▶ [The problem]: Write out the whole listing, matching it exactly.

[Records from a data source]
####

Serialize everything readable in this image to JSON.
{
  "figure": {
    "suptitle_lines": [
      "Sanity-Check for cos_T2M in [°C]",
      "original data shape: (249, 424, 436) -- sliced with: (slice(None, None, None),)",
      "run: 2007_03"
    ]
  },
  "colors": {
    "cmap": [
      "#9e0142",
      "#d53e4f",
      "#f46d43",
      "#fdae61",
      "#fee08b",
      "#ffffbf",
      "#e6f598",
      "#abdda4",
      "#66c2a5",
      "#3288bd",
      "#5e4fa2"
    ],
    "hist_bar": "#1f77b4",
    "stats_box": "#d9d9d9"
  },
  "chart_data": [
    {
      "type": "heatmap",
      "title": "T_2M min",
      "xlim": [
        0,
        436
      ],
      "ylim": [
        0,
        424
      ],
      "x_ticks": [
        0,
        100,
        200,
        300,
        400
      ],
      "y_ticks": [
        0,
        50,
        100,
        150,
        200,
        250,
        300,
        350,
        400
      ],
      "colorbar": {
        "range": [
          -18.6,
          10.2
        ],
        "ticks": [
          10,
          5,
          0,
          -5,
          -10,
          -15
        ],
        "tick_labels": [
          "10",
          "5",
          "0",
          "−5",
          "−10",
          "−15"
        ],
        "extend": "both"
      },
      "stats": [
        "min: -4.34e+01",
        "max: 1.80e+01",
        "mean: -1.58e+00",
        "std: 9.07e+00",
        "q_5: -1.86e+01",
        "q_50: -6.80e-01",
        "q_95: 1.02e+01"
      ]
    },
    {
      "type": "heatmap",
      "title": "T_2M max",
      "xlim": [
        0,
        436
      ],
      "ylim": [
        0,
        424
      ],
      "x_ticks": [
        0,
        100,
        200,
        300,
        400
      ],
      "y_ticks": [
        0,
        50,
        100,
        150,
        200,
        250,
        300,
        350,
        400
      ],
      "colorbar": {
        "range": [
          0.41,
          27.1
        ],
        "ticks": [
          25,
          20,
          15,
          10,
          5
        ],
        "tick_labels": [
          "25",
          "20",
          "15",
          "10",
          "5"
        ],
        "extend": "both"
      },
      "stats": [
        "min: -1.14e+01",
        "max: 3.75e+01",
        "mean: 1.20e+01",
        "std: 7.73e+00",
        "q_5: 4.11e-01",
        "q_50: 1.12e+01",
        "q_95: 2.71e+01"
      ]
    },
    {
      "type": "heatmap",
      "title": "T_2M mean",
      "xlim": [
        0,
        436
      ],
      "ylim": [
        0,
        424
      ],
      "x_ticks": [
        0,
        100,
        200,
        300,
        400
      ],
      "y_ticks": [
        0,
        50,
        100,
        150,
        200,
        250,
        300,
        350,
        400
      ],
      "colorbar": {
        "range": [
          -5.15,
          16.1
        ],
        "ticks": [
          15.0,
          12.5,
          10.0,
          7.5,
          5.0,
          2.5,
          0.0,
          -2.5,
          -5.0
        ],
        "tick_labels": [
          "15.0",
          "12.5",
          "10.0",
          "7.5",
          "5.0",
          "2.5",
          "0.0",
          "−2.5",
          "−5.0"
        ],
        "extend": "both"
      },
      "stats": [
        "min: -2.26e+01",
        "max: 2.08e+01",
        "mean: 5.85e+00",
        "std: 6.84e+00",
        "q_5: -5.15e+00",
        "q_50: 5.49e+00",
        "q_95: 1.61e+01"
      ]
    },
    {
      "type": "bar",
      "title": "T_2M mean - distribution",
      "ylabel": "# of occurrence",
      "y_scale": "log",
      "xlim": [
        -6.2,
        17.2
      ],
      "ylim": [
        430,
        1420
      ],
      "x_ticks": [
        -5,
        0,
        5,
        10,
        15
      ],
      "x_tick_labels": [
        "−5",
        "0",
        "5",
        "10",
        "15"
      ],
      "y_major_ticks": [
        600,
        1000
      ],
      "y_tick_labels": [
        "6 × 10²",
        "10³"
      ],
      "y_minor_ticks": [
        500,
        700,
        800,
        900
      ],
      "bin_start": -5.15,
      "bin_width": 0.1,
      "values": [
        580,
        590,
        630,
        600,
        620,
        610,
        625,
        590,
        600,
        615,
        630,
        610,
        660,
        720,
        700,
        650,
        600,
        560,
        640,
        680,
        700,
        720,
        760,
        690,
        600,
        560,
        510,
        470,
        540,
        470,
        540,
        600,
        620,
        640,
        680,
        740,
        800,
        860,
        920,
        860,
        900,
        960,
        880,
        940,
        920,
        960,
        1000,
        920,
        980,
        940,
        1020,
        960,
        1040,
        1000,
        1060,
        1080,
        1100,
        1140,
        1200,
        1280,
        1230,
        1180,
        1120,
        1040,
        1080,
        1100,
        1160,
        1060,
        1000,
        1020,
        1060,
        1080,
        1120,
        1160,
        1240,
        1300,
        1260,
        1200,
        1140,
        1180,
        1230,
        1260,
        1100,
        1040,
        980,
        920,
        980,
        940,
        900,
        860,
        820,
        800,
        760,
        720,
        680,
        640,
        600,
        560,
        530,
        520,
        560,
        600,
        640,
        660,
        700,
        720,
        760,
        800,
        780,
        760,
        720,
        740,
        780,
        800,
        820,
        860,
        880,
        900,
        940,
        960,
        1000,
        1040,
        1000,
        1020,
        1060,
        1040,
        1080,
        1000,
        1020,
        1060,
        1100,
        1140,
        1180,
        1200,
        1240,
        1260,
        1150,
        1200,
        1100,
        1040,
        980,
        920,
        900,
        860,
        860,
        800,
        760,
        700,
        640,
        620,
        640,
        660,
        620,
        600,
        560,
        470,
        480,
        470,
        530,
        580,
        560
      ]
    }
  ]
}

####

▶ [Task output]:
Serialize everything readable in this image to JSON.
{
  "figure": {
    "suptitle_lines": [
      "Sanity-Check for cos_T2M in [°C]",
      "original data shape: (249, 424, 436) -- sliced with: (slice(None, None, None),)",
      "run: 2007_03"
    ]
  },
  "colors": {
    "cmap": [
      "#9e0142",
      "#d53e4f",
      "#f46d43",
      "#fdae61",
      "#fee08b",
      "#ffffbf",
      "#e6f598",
      "#abdda4",
      "#66c2a5",
      "#3288bd",
      "#5e4fa2"
    ],
    "hist_bar": "#1f77b4",
    "stats_box": "#d9d9d9"
  },
  "chart_data": [
    {
      "type": "heatmap",
      "title": "T_2M min",
      "xlim": [
        0,
        436
      ],
      "ylim": [
        0,
        424
      ],
      "x_ticks": [
        0,
        100,
        200,
        300,
        400
      ],
      "y_ticks": [
        0,
        50,
        100,
        150,
        200,
        250,
        300,
        350,
        400
      ],
      "colorbar": {
        "range": [
          -18.6,
          10.2
        ],
        "ticks": [
          10,
          5,
          0,
          -5,
          -10,
          -15
        ],
        "tick_labels": [
          "10",
          "5",
          "0",
          "−5",
          "−10",
          "−15"
        ],
        "extend": "both"
      },
      "stats": [
        "min: -4.34e+01",
        "max: 1.80e+01",
        "mean: -1.58e+00",
        "std: 9.07e+00",
        "q_5: -1.86e+01",
        "q_50: -6.80e-01",
        "q_95: 1.02e+01"
      ]
    },
    {
      "type": "heatmap",
      "title": "T_2M max",
      "xlim": [
        0,
        436
      ],
      "ylim": [
        0,
        424
      ],
      "x_ticks": [
        0,
        100,
        200,
        300,
        400
      ],
      "y_ticks": [
        0,
        50,
        100,
        150,
        200,
        250,
        300,
        350,
        400
      ],
      "colorbar": {
        "range": [
          0.41,
          27.1
        ],
        "ticks": [
          25,
          20,
          15,
          10,
          5
        ],
        "tick_labels": [
          "25",
          "20",
          "15",
          "10",
          "5"
        ],
        "extend": "both"
      },
      "stats": [
        "min: -1.14e+01",
        "max: 3.75e+01",
        "mean: 1.20e+01",
        "std: 7.73e+00",
        "q_5: 4.11e-01",
        "q_50: 1.12e+01",
        "q_95: 2.71e+01"
      ]
    },
    {
      "type": "heatmap",
      "title": "T_2M mean",
      "xlim": [
        0,
        436
      ],
      "ylim": [
        0,
        424
      ],
      "x_ticks": [
        0,
        100,
        200,
        300,
        400
      ],
      "y_ticks": [
        0,
        50,
        100,
        150,
        200,
        250,
        300,
        350,
        400
      ],
      "colorbar": {
        "range": [
          -5.15,
          16.1
        ],
        "ticks": [
          15.0,
          12.5,
          10.0,
          7.5,
          5.0,
          2.5,
          0.0,
          -2.5,
          -5.0
        ],
        "tick_labels": [
          "15.0",
          "12.5",
          "10.0",
          "7.5",
          "5.0",
          "2.5",
          "0.0",
          "−2.5",
          "−5.0"
        ],
        "extend": "both"
      },
      "stats": [
        "min: -2.26e+01",
        "max: 2.08e+01",
        "mean: 5.85e+00",
        "std: 6.84e+00",
        "q_5: -5.15e+00",
        "q_50: 5.49e+00",
        "q_95: 1.61e+01"
      ]
    },
    {
      "type": "bar",
      "title": "T_2M mean - distribution",
      "ylabel": "# of occurrence",
      "y_scale": "log",
      "xlim": [
        -6.2,
        17.2
      ],
      "ylim": [
        430,
        1420
      ],
      "x_ticks": [
        -5,
        0,
        5,
        10,
        15
      ],
      "x_tick_labels": [
        "−5",
        "0",
        "5",
        "10",
        "15"
      ],
      "y_major_ticks": [
        600,
        1000
      ],
      "y_tick_labels": [
        "6 × 10²",
        "10³"
      ],
      "y_minor_ticks": [
        500,
        700,
        800,
        900
      ],
      "bin_start": -5.15,
      "bin_width": 0.1,
      "values": [
        580,
        590,
        630,
        600,
        620,
        610,
        625,
        590,
        600,
        615,
        630,
        610,
        660,
        720,
        700,
        650,
        600,
        560,
        640,
        680,
        700,
        720,
        760,
        690,
        600,
        560,
        510,
        470,
        540,
        470,
        540,
        600,
        620,
        640,
        680,
        740,
        800,
        860,
        920,
        860,
        900,
        960,
        880,
        940,
        920,
        960,
        1000,
        920,
        980,
        940,
        1020,
        960,
        1040,
        1000,
        1060,
        1080,
        1100,
        1140,
        1200,
        1280,
        1230,
        1180,
        1120,
        1040,
        1080,
        1100,
        1160,
        1060,
        1000,
        1020,
        1060,
        1080,
        1120,
        1160,
        1240,
        1300,
        1260,
        1200,
        1140,
        1180,
        1230,
        1260,
        1100,
        1040,
        980,
        920,
        980,
        940,
        900,
        860,
        820,
        800,
        760,
        720,
        680,
        640,
        600,
        560,
        530,
        520,
        560,
        600,
        640,
        660,
        700,
        720,
        760,
        800,
        780,
        760,
        720,
        740,
        780,
        800,
        820,
        860,
        880,
        900,
        940,
        960,
        1000,
        1040,
        1000,
        1020,
        1060,
        1040,
        1080,
        1000,
        1020,
        1060,
        1100,
        1140,
        1180,
        1200,
        1240,
        1260,
        1150,
        1200,
        1100,
        1040,
        980,
        920,
        900,
        860,
        860,
        800,
        760,
        700,
        640,
        620,
        640,
        660,
        620,
        600,
        560,
        470,
        480,
        470,
        530,
        580,
        560
      ]
    }
  ]
}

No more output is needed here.